[What is needed]:
Quote the entries that follow exactly, leaving none out.

[Task material]:
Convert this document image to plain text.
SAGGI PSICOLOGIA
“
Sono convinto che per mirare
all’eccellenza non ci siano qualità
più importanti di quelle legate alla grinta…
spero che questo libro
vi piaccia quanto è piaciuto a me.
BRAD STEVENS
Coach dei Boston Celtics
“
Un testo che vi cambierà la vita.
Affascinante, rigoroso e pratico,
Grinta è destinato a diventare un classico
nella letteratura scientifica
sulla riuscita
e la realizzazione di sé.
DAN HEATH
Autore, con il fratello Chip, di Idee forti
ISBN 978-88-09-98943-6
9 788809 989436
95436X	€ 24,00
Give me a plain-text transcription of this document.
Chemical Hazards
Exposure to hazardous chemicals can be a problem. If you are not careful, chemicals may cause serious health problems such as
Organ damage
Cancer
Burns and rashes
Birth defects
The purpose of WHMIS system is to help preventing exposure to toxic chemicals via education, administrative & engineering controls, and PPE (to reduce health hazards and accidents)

[Solved problem]:
Convert this document image to plain text.
SAGGI PSICOLOGIA
“
Sono convinto che per mirare
all’eccellenza non ci siano qualità
più importanti di quelle legate alla grinta…
spero che questo libro
vi piaccia quanto è piaciuto a me.
BRAD STEVENS
Coach dei Boston Celtics
“
Un testo che vi cambierà la vita.
Affascinante, rigoroso e pratico,
Grinta è destinato a diventare un classico
nella letteratura scientifica
sulla riuscita
e la realizzazione di sé.
DAN HEATH
Autore, con il fratello Chip, di Idee forti
ISBN 978-88-09-98943-6
9 788809 989436
95436X	€ 24,00
Give me a plain-text transcription of this document.
Chemical Hazards
Exposure to hazardous chemicals can be a problem. If you are not careful, chemicals may cause serious health problems such as
Organ damage
Cancer
Burns and rashes
Birth defects
The purpose of WHMIS system is to help preventing exposure to toxic chemicals via education, administrative & engineering controls, and PPE (to reduce health hazards and accidents)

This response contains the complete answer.